[start of Extracted material]

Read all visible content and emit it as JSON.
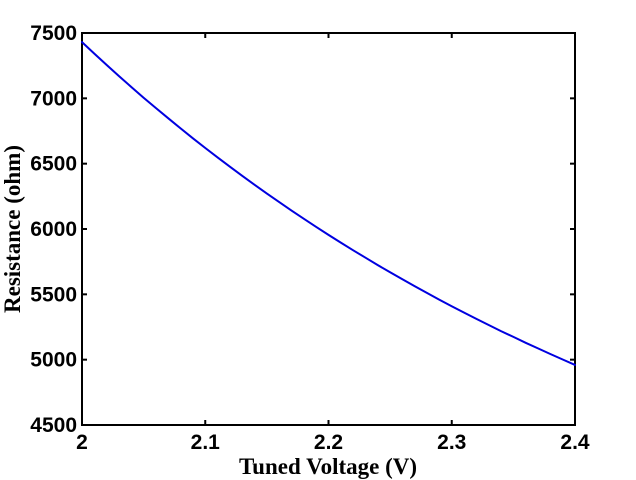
{
  "figure": {
    "background": "#ffffff"
  },
  "chart_data": {
    "type": "line",
    "title": "",
    "xlabel": "Tuned Voltage (V)",
    "ylabel": "Resistance (ohm)",
    "xlim": [
      2.0,
      2.4
    ],
    "ylim": [
      4500,
      7500
    ],
    "xticks": [
      2.0,
      2.1,
      2.2,
      2.3,
      2.4
    ],
    "xtick_labels": [
      "2",
      "2.1",
      "2.2",
      "2.3",
      "2.4"
    ],
    "yticks": [
      4500,
      5000,
      5500,
      6000,
      6500,
      7000,
      7500
    ],
    "ytick_labels": [
      "4500",
      "5000",
      "5500",
      "6000",
      "6500",
      "7000",
      "7500"
    ],
    "grid": false,
    "legend": null,
    "box": true,
    "line_color": "#0000e0",
    "axis_color": "#000000",
    "series": [
      {
        "name": "resistance",
        "x": [
          2.0,
          2.01,
          2.02,
          2.03,
          2.04,
          2.05,
          2.06,
          2.07,
          2.08,
          2.09,
          2.1,
          2.11,
          2.12,
          2.13,
          2.14,
          2.15,
          2.16,
          2.17,
          2.18,
          2.19,
          2.2,
          2.21,
          2.22,
          2.23,
          2.24,
          2.25,
          2.26,
          2.27,
          2.28,
          2.29,
          2.3,
          2.31,
          2.32,
          2.33,
          2.34,
          2.35,
          2.36,
          2.37,
          2.38,
          2.39,
          2.4
        ],
        "y": [
          7430,
          7342,
          7255,
          7170,
          7087,
          7005,
          6925,
          6847,
          6770,
          6694,
          6620,
          6548,
          6477,
          6407,
          6338,
          6271,
          6206,
          6141,
          6078,
          6016,
          5955,
          5896,
          5837,
          5780,
          5724,
          5669,
          5615,
          5562,
          5510,
          5459,
          5409,
          5360,
          5312,
          5265,
          5219,
          5174,
          5129,
          5086,
          5043,
          5001,
          4960
        ]
      }
    ]
  }
}
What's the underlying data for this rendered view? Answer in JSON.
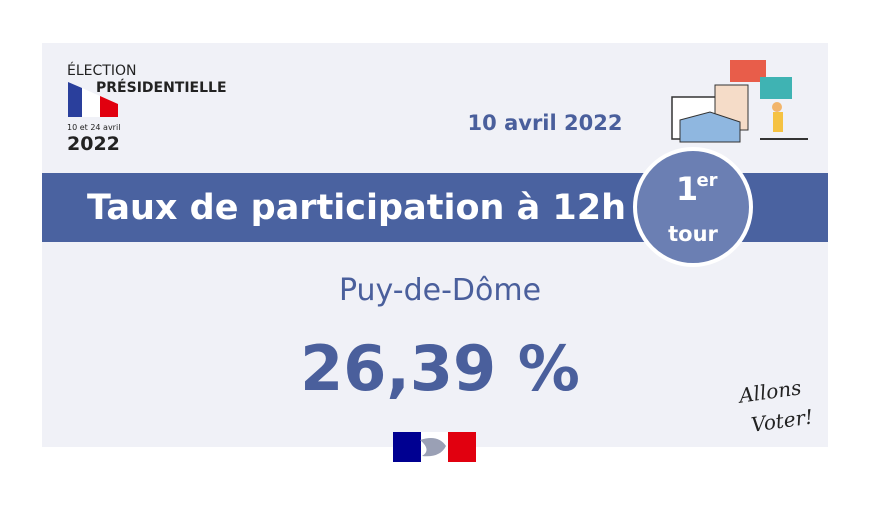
{
  "logo": {
    "line1": "ÉLECTION",
    "line2": "PRÉSIDENTIELLE",
    "dates": "10 et 24 avril",
    "year": "2022"
  },
  "date": "10 avril 2022",
  "banner": {
    "title": "Taux de participation à 12h"
  },
  "badge": {
    "number": "1",
    "sup": "er",
    "word": "tour"
  },
  "region": "Puy-de-Dôme",
  "rate": "26,39 %",
  "slogan": {
    "line1": "Allons",
    "line2": "Voter!"
  }
}
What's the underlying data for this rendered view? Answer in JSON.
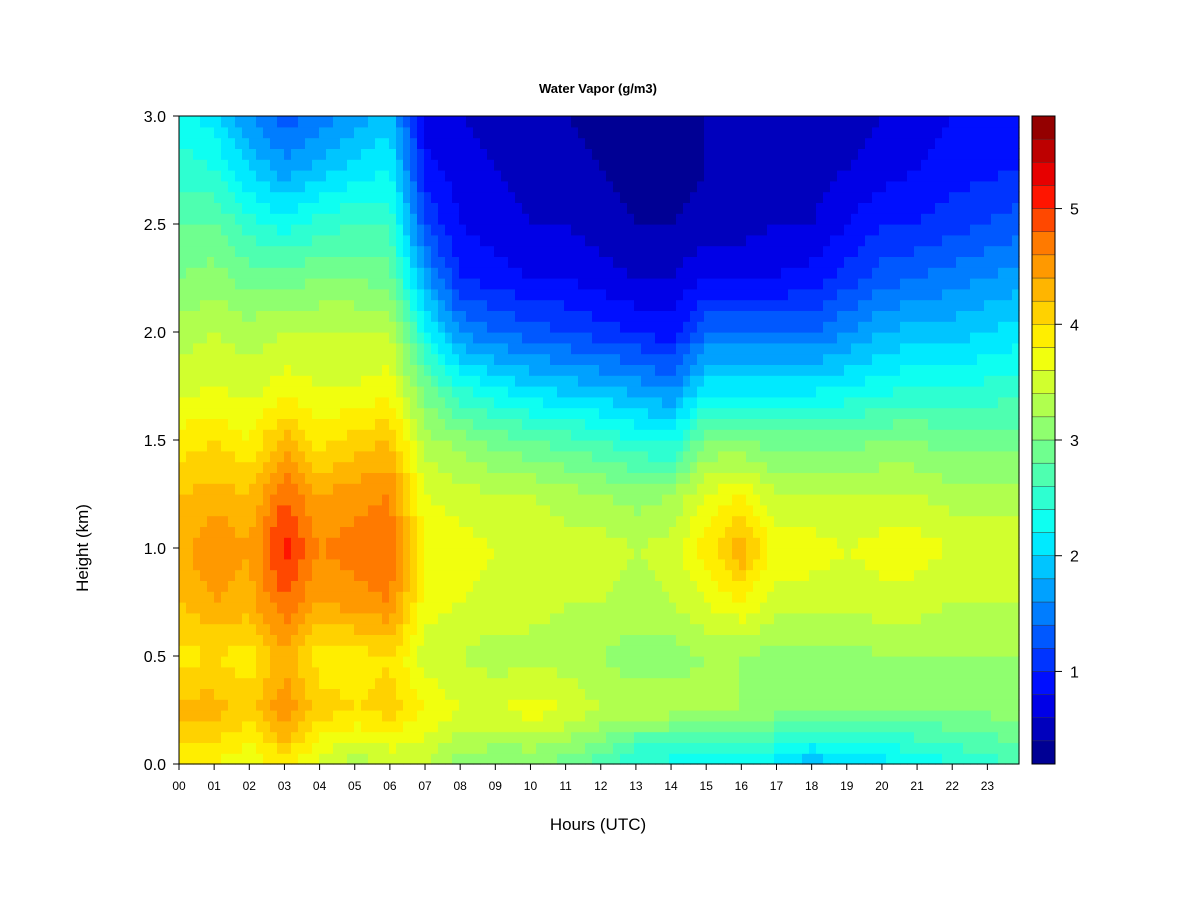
{
  "chart_data": {
    "type": "heatmap",
    "title": "Water Vapor (g/m3)",
    "xlabel": "Hours (UTC)",
    "ylabel": "Height (km)",
    "xlim": [
      0,
      23.9
    ],
    "ylim": [
      0,
      3.0
    ],
    "x_ticks": [
      "00",
      "01",
      "02",
      "03",
      "04",
      "05",
      "06",
      "07",
      "08",
      "09",
      "10",
      "11",
      "12",
      "13",
      "14",
      "15",
      "16",
      "17",
      "18",
      "19",
      "20",
      "21",
      "22",
      "23"
    ],
    "y_ticks": [
      "0.0",
      "0.5",
      "1.0",
      "1.5",
      "2.0",
      "2.5",
      "3.0"
    ],
    "heights": [
      0.0,
      0.25,
      0.5,
      0.75,
      1.0,
      1.25,
      1.5,
      1.75,
      2.0,
      2.25,
      2.5,
      2.75,
      3.0
    ],
    "profiles": [
      {
        "hour": 0,
        "values": [
          3.8,
          4.3,
          3.9,
          4.2,
          4.3,
          4.2,
          3.9,
          3.5,
          3.3,
          3.0,
          2.8,
          2.5,
          2.3
        ]
      },
      {
        "hour": 1,
        "values": [
          3.8,
          4.3,
          4.0,
          4.4,
          4.6,
          4.3,
          4.0,
          3.6,
          3.4,
          3.1,
          2.8,
          2.4,
          2.1
        ]
      },
      {
        "hour": 2,
        "values": [
          3.6,
          4.1,
          3.9,
          4.3,
          4.4,
          4.2,
          3.8,
          3.5,
          3.3,
          2.9,
          2.5,
          2.0,
          1.6
        ]
      },
      {
        "hour": 3,
        "values": [
          3.9,
          4.6,
          4.3,
          4.8,
          5.1,
          4.8,
          4.3,
          3.7,
          3.4,
          2.9,
          2.3,
          1.7,
          1.3
        ]
      },
      {
        "hour": 4,
        "values": [
          3.5,
          4.1,
          3.9,
          4.4,
          4.6,
          4.4,
          3.9,
          3.6,
          3.4,
          3.0,
          2.5,
          1.9,
          1.5
        ]
      },
      {
        "hour": 5,
        "values": [
          3.3,
          4.0,
          3.9,
          4.5,
          4.7,
          4.5,
          4.1,
          3.6,
          3.4,
          3.0,
          2.6,
          2.1,
          1.7
        ]
      },
      {
        "hour": 6,
        "values": [
          3.4,
          4.1,
          4.0,
          4.6,
          4.8,
          4.6,
          4.2,
          3.7,
          3.4,
          2.9,
          2.6,
          2.2,
          1.9
        ]
      },
      {
        "hour": 7,
        "values": [
          3.4,
          3.8,
          3.5,
          3.7,
          3.8,
          3.6,
          3.3,
          2.9,
          2.3,
          1.7,
          1.2,
          0.9,
          0.7
        ]
      },
      {
        "hour": 8,
        "values": [
          3.1,
          3.6,
          3.4,
          3.6,
          3.7,
          3.5,
          3.1,
          2.4,
          1.6,
          1.0,
          0.8,
          0.7,
          0.6
        ]
      },
      {
        "hour": 9,
        "values": [
          3.0,
          3.6,
          3.3,
          3.5,
          3.6,
          3.4,
          2.9,
          2.2,
          1.4,
          0.9,
          0.7,
          0.6,
          0.5
        ]
      },
      {
        "hour": 10,
        "values": [
          3.0,
          3.7,
          3.3,
          3.5,
          3.6,
          3.4,
          2.8,
          2.0,
          1.3,
          0.8,
          0.6,
          0.5,
          0.5
        ]
      },
      {
        "hour": 11,
        "values": [
          2.9,
          3.6,
          3.3,
          3.4,
          3.5,
          3.3,
          2.7,
          1.9,
          1.2,
          0.8,
          0.6,
          0.5,
          0.4
        ]
      },
      {
        "hour": 12,
        "values": [
          2.7,
          3.4,
          3.2,
          3.4,
          3.5,
          3.2,
          2.6,
          1.8,
          1.1,
          0.7,
          0.5,
          0.4,
          0.3
        ]
      },
      {
        "hour": 13,
        "values": [
          2.3,
          3.3,
          3.1,
          3.3,
          3.4,
          3.1,
          2.4,
          1.7,
          1.0,
          0.6,
          0.4,
          0.3,
          0.3
        ]
      },
      {
        "hour": 14,
        "values": [
          2.3,
          3.3,
          3.1,
          3.4,
          3.5,
          3.2,
          2.3,
          1.5,
          0.9,
          0.6,
          0.4,
          0.3,
          0.3
        ]
      },
      {
        "hour": 15,
        "values": [
          2.2,
          3.3,
          3.2,
          3.6,
          3.9,
          3.6,
          3.0,
          2.1,
          1.4,
          0.8,
          0.5,
          0.4,
          0.4
        ]
      },
      {
        "hour": 16,
        "values": [
          2.1,
          3.2,
          3.2,
          3.8,
          4.4,
          3.8,
          3.0,
          2.1,
          1.4,
          0.8,
          0.5,
          0.4,
          0.4
        ]
      },
      {
        "hour": 17,
        "values": [
          2.1,
          3.1,
          3.1,
          3.5,
          3.7,
          3.4,
          2.9,
          2.1,
          1.4,
          0.8,
          0.6,
          0.5,
          0.4
        ]
      },
      {
        "hour": 18,
        "values": [
          1.8,
          3.0,
          3.1,
          3.5,
          3.7,
          3.4,
          2.9,
          2.1,
          1.4,
          0.9,
          0.6,
          0.5,
          0.5
        ]
      },
      {
        "hour": 19,
        "values": [
          2.1,
          3.0,
          3.1,
          3.5,
          3.6,
          3.4,
          2.9,
          2.2,
          1.6,
          1.1,
          0.8,
          0.6,
          0.5
        ]
      },
      {
        "hour": 20,
        "values": [
          2.1,
          3.0,
          3.2,
          3.5,
          3.7,
          3.4,
          3.0,
          2.3,
          1.8,
          1.3,
          1.0,
          0.7,
          0.6
        ]
      },
      {
        "hour": 21,
        "values": [
          2.2,
          3.0,
          3.2,
          3.5,
          3.7,
          3.4,
          3.0,
          2.4,
          1.9,
          1.4,
          1.0,
          0.8,
          0.7
        ]
      },
      {
        "hour": 22,
        "values": [
          2.4,
          3.0,
          3.2,
          3.4,
          3.6,
          3.3,
          2.9,
          2.4,
          1.9,
          1.5,
          1.1,
          0.9,
          0.8
        ]
      },
      {
        "hour": 23.9,
        "values": [
          2.6,
          3.1,
          3.2,
          3.4,
          3.5,
          3.3,
          2.9,
          2.5,
          2.1,
          1.7,
          1.3,
          1.0,
          0.9
        ]
      }
    ],
    "colorbar": {
      "min": 0.2,
      "max": 5.8,
      "levels": 28,
      "ticks": [
        "1",
        "2",
        "3",
        "4",
        "5"
      ]
    },
    "colors": [
      "#00007f",
      "#0000ff",
      "#00ffff",
      "#7fff7f",
      "#ffff00",
      "#ff7f00",
      "#ff0000",
      "#7f0000"
    ]
  }
}
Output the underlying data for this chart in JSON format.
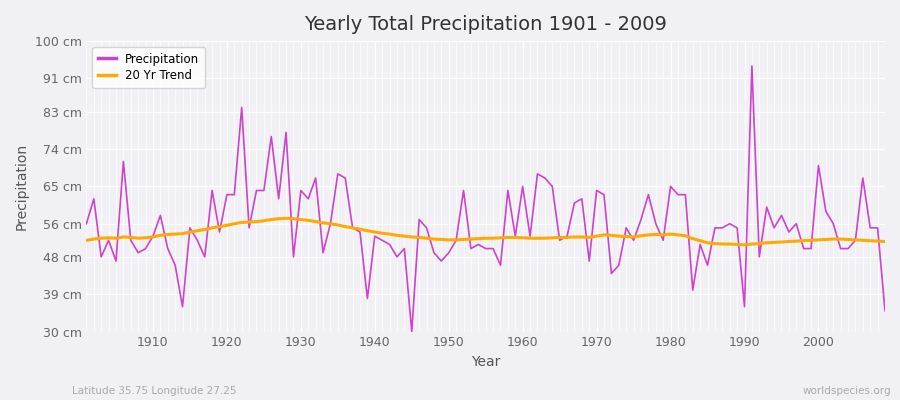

[end of Extracted material]

## Work required
Lines that include the word "avril" are to be extracted from the data above.

## Complete response
    "dates": "10 et 24 avril",
  "date": "10 avril 2022",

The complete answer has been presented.